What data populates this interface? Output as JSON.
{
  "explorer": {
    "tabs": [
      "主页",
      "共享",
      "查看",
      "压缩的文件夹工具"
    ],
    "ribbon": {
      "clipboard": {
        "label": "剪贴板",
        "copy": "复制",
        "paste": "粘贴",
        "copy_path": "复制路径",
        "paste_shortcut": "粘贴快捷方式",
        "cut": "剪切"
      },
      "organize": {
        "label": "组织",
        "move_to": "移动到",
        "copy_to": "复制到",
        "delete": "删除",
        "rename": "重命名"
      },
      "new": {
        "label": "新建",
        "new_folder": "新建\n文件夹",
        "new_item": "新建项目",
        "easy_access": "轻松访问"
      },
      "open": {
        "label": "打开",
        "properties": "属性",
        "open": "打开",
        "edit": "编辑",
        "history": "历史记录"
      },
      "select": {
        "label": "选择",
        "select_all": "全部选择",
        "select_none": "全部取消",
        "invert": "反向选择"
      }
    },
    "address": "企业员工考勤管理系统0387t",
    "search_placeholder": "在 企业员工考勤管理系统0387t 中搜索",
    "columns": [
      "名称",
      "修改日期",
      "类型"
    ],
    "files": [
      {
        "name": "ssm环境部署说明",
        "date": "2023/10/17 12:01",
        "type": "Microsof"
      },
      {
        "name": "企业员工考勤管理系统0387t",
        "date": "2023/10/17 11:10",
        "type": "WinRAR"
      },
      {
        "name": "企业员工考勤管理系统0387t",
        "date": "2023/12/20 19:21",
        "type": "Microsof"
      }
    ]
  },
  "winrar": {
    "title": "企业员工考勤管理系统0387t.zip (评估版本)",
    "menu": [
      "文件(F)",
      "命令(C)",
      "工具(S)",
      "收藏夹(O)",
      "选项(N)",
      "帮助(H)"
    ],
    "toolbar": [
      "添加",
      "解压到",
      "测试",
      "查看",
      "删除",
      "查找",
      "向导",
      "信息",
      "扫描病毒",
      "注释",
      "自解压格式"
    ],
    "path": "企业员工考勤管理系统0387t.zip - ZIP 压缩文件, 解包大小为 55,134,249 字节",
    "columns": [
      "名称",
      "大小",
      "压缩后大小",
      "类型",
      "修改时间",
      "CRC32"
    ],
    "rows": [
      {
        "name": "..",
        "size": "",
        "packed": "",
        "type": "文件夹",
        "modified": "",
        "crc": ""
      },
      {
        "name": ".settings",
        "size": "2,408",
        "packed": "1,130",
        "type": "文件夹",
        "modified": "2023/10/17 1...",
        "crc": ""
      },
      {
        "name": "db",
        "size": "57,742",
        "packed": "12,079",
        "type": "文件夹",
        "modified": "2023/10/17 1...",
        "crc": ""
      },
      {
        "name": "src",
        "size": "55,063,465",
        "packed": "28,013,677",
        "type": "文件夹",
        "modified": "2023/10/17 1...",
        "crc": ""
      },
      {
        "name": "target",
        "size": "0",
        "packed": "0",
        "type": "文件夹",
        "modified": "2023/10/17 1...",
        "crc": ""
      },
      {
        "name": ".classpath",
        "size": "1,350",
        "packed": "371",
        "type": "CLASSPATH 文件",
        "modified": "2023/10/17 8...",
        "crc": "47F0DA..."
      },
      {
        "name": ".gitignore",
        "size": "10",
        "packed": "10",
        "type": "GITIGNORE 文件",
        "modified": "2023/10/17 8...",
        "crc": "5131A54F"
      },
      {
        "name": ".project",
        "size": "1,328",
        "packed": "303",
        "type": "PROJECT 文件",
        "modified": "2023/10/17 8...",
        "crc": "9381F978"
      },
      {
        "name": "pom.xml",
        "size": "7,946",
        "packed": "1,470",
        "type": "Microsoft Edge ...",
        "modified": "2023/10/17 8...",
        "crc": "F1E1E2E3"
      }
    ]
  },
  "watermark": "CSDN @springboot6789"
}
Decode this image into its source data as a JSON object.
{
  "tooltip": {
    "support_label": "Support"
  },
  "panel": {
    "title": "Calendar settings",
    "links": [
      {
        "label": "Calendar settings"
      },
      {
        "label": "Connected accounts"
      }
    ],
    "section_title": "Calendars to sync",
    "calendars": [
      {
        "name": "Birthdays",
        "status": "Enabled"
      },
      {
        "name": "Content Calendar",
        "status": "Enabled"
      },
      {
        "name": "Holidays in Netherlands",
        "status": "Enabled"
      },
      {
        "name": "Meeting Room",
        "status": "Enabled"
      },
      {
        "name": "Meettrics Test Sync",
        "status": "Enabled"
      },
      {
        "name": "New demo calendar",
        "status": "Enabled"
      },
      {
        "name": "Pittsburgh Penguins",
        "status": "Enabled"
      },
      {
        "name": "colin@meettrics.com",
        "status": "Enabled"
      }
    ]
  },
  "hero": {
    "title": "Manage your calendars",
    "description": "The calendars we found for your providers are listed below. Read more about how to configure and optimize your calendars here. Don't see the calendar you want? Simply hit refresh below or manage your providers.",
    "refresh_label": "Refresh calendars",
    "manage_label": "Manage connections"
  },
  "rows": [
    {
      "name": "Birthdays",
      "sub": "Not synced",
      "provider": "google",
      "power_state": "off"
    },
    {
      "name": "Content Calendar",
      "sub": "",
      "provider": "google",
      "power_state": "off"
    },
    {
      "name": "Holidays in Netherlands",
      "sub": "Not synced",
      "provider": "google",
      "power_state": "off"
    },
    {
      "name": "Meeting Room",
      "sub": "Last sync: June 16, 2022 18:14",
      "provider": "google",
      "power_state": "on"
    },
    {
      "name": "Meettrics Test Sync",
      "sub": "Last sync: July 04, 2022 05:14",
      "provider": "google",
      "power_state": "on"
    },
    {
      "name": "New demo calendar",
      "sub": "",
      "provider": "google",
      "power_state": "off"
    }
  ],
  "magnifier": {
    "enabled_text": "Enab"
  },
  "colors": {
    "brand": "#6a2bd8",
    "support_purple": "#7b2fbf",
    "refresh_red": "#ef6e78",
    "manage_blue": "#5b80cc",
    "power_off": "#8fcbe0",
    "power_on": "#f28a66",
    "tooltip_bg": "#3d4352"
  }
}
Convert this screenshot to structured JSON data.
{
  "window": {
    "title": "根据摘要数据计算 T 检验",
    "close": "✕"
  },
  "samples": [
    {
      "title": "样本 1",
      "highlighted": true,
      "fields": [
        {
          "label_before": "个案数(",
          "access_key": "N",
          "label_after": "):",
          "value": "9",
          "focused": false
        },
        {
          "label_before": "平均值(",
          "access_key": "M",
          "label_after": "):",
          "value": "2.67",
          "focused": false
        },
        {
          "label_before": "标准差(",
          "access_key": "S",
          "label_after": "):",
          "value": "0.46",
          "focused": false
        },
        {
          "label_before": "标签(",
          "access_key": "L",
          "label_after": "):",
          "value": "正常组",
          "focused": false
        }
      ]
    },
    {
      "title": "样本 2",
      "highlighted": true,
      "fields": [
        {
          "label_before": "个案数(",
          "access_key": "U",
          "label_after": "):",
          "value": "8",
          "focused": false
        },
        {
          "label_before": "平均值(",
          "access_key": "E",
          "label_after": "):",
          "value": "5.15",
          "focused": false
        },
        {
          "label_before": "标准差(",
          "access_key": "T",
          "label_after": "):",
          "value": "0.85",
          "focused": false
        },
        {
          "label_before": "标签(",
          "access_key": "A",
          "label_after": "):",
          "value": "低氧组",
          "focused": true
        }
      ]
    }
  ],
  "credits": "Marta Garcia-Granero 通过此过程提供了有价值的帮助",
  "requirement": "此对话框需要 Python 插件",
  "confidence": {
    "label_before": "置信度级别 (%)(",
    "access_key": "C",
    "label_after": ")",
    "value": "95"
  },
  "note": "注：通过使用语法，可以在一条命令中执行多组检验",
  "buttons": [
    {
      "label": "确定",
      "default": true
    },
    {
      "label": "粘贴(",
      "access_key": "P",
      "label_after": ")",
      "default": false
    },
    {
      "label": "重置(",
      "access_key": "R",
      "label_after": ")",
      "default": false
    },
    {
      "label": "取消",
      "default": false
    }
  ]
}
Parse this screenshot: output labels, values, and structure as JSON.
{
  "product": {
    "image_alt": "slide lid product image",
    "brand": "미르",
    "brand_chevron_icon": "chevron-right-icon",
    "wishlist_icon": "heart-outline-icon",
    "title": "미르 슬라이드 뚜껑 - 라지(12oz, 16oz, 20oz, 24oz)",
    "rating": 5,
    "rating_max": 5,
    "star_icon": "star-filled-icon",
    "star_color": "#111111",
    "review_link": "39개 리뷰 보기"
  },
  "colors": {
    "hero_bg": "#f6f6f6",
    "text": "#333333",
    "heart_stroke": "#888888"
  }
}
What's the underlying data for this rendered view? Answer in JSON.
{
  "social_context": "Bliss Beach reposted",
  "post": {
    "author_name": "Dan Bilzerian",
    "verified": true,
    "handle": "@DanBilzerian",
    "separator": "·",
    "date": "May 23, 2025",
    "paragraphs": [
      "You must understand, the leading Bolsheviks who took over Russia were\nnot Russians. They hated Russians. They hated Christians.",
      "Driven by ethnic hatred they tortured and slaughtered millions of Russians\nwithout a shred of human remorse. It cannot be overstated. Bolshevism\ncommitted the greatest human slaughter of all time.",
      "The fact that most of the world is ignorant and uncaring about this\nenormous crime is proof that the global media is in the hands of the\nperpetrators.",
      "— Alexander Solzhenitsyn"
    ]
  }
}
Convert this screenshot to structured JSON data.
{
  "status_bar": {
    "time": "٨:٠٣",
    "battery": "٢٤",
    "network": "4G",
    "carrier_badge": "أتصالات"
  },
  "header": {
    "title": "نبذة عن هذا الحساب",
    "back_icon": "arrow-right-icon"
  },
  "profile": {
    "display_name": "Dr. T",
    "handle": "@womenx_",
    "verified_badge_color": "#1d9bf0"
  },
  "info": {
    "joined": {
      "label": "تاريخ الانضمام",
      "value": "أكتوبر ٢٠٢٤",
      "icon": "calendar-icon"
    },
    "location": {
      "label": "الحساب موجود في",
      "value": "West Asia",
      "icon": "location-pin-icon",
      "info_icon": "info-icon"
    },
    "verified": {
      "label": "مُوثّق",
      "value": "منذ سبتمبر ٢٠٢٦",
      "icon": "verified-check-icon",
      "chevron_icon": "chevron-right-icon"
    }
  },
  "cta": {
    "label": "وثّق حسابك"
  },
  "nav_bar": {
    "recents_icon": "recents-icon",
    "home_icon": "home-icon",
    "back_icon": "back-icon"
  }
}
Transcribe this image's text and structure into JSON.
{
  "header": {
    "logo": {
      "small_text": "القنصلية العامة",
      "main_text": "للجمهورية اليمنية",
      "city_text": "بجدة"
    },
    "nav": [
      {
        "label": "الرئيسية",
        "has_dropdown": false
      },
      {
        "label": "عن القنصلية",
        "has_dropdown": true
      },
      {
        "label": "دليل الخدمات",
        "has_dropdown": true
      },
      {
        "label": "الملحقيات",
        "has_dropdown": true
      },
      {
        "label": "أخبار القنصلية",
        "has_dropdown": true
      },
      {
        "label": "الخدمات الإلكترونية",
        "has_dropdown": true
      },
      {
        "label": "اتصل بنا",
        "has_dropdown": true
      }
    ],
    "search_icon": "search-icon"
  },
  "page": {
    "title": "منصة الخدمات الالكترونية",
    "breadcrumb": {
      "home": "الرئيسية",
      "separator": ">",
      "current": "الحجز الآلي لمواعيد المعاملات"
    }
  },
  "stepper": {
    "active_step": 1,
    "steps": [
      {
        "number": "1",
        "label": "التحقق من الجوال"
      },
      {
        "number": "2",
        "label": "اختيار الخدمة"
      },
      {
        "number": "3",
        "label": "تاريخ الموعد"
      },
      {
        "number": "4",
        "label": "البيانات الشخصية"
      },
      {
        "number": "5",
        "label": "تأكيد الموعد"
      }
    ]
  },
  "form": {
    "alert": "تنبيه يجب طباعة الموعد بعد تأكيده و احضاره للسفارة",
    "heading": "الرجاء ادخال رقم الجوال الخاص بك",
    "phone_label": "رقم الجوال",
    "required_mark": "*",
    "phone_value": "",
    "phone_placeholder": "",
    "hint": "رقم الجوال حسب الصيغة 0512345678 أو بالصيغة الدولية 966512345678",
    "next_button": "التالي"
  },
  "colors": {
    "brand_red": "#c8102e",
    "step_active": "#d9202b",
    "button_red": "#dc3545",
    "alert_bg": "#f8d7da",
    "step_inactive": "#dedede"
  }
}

=-=-=-=-=

__Short task__. Only the number is wanted: how many lines of the material above include the word "packed"?

__Result of the exercise__. 9